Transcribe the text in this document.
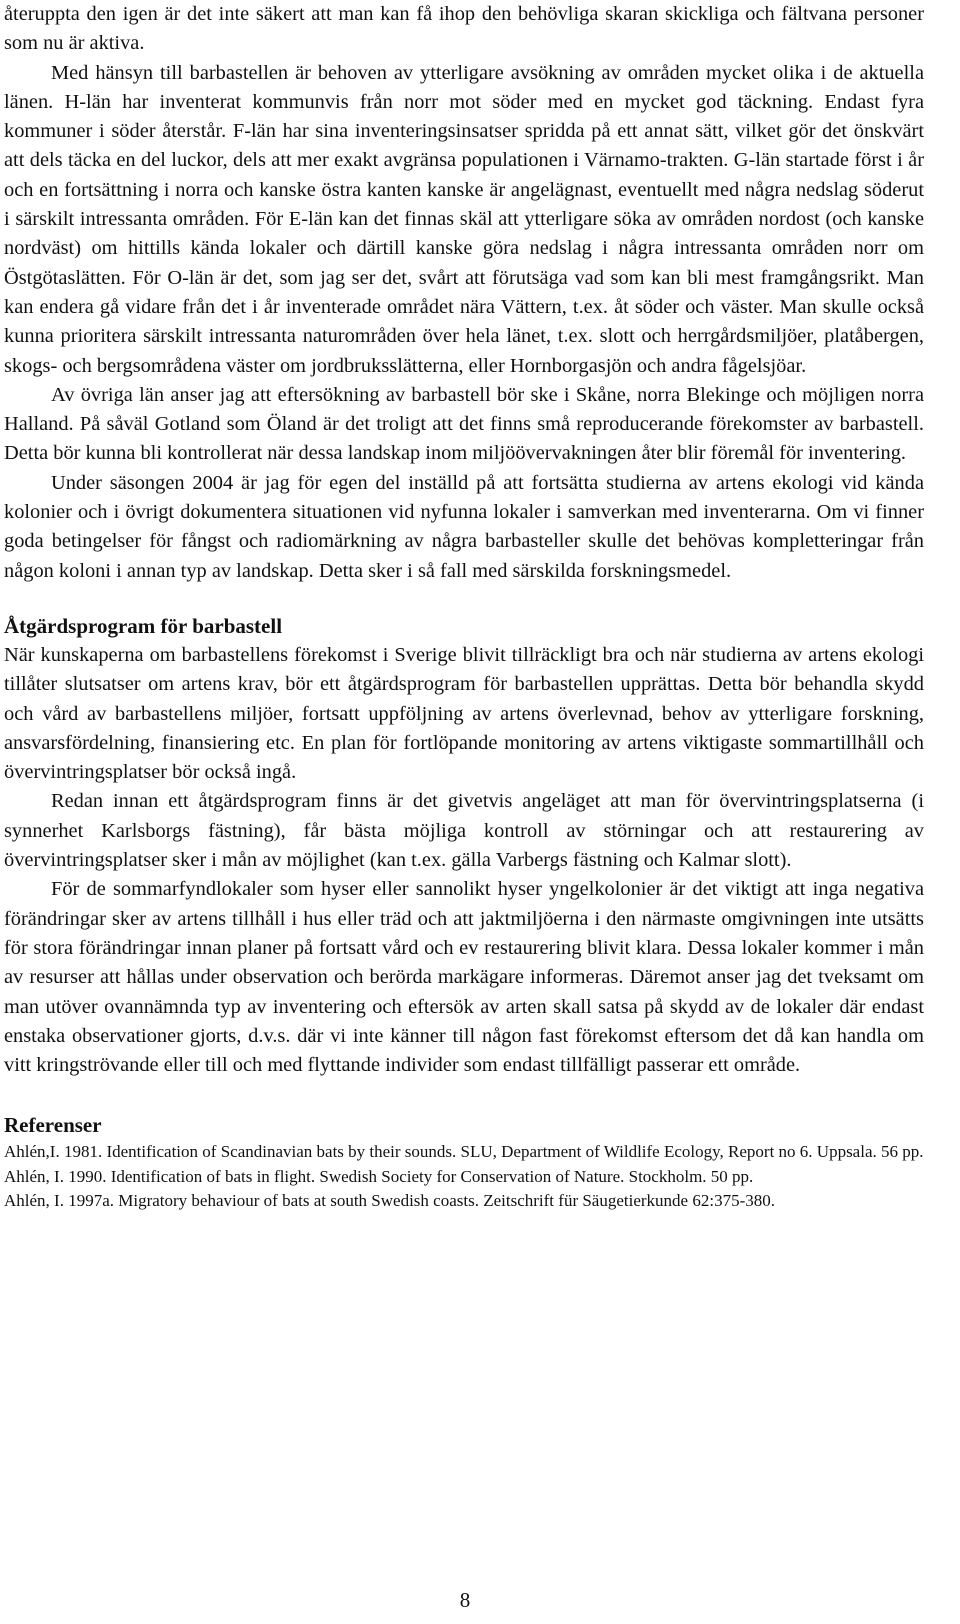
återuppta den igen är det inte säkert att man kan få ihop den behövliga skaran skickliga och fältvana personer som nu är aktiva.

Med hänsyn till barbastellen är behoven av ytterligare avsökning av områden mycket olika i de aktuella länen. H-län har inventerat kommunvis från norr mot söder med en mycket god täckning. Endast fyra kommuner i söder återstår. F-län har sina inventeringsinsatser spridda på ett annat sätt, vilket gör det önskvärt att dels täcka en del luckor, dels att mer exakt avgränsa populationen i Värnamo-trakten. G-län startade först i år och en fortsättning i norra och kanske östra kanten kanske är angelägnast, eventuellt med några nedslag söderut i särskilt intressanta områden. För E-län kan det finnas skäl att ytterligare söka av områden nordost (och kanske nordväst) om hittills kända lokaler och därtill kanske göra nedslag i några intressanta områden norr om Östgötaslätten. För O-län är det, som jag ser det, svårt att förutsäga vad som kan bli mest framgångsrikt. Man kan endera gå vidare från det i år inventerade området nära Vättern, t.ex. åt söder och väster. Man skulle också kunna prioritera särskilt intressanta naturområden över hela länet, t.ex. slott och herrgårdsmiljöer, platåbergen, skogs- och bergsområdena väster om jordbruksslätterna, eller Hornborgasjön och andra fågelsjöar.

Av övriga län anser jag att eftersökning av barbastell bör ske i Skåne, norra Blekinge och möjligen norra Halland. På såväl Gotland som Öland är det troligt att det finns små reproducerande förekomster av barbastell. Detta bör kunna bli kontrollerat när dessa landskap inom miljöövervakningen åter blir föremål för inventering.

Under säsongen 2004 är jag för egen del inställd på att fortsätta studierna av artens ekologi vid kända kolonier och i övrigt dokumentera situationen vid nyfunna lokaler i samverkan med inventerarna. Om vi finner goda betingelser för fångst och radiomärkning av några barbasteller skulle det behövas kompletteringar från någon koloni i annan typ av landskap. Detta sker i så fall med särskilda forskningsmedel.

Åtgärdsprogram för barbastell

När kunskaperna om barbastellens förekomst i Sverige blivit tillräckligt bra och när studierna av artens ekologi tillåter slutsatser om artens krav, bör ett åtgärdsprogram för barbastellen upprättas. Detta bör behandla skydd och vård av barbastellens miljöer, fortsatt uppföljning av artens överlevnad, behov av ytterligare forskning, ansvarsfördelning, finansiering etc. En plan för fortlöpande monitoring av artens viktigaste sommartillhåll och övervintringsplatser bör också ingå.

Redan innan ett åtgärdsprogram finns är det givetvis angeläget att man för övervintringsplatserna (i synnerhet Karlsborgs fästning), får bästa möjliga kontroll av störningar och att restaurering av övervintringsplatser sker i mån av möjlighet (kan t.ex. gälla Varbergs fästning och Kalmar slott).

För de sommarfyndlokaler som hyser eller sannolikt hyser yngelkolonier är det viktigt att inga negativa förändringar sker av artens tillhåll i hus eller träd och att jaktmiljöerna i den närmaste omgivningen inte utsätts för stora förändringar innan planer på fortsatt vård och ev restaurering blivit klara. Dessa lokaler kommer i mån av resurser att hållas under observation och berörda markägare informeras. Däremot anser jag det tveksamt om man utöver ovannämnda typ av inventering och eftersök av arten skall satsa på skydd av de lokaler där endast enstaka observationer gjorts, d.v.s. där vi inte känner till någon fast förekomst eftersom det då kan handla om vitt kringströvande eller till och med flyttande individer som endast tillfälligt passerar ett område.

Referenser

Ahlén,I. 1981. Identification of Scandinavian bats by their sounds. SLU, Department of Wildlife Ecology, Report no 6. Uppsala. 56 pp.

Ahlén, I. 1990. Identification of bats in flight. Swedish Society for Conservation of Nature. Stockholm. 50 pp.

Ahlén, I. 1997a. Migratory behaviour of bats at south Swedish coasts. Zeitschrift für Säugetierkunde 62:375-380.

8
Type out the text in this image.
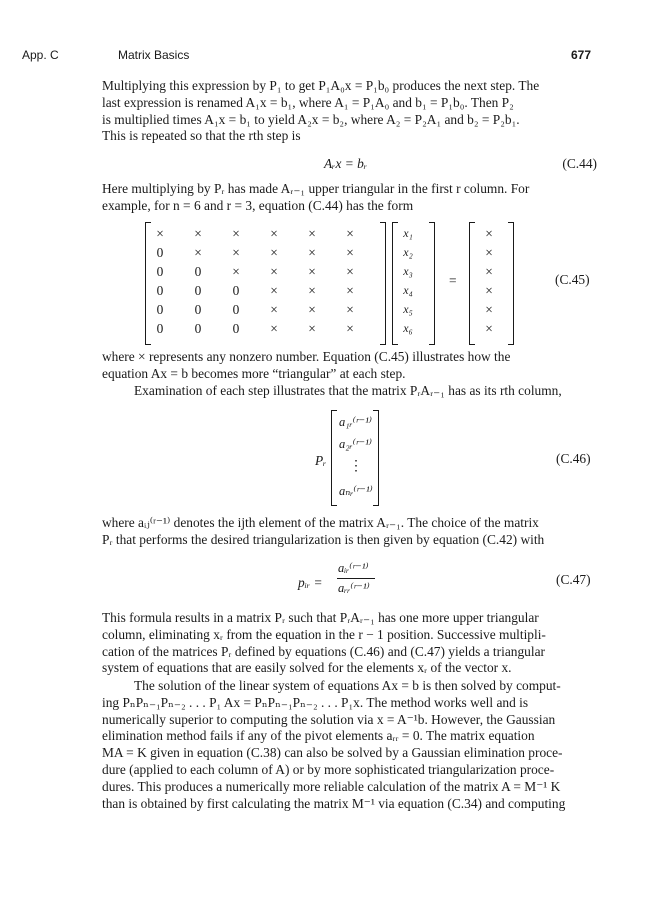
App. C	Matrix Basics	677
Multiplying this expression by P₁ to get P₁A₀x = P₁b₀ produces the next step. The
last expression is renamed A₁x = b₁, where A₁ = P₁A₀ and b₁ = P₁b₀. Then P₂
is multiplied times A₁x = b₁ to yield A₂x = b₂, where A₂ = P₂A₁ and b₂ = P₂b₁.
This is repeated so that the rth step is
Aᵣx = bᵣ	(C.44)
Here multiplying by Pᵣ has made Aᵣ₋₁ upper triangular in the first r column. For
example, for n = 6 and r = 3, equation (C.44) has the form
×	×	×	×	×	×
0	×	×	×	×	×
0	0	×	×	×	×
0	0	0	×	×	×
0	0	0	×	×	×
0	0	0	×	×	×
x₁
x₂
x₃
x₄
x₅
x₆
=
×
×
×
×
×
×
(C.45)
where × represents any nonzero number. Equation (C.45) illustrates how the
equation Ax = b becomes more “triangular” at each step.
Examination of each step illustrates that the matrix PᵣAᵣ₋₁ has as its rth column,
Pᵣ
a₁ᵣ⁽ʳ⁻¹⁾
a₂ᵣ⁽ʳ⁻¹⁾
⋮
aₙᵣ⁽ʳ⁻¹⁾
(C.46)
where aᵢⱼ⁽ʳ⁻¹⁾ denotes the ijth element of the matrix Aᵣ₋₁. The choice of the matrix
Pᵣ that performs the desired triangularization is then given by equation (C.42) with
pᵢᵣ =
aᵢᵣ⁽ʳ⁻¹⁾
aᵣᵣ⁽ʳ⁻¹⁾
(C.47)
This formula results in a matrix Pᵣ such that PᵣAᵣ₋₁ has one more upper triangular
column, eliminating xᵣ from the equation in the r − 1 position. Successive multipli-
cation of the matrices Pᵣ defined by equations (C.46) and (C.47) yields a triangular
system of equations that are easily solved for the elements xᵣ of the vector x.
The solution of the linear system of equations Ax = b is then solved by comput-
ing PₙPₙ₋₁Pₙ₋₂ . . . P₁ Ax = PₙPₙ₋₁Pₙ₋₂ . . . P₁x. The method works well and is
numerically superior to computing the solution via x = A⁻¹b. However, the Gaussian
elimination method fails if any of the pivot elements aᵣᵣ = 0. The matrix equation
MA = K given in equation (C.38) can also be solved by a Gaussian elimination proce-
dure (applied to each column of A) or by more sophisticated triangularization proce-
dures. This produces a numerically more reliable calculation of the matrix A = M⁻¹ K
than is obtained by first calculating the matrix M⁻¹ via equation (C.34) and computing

----------------------------------------

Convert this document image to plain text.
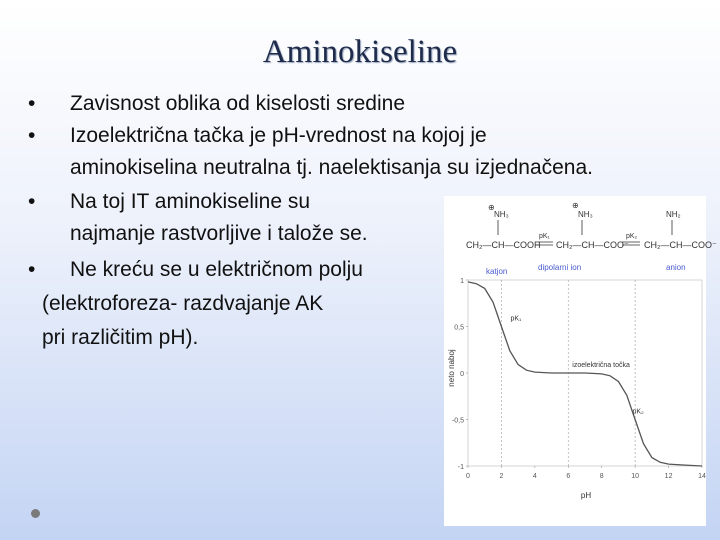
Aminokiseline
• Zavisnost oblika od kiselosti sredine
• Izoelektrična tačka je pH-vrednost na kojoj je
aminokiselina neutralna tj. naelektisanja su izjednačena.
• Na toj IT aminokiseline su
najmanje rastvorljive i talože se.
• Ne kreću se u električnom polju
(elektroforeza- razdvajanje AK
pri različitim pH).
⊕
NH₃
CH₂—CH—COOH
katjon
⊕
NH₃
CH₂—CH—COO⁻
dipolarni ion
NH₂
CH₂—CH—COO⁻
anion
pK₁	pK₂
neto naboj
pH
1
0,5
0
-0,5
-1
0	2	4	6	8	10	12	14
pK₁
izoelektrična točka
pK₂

----------------------------------------

Instructions to follow → All lines in the data that contain the word "triangularization" should be copied.

Result for this exercise →
Pᵣ that performs the desired triangularization is then given by equation (C.42) with
dure (applied to each column of A) or by more sophisticated triangularization proce-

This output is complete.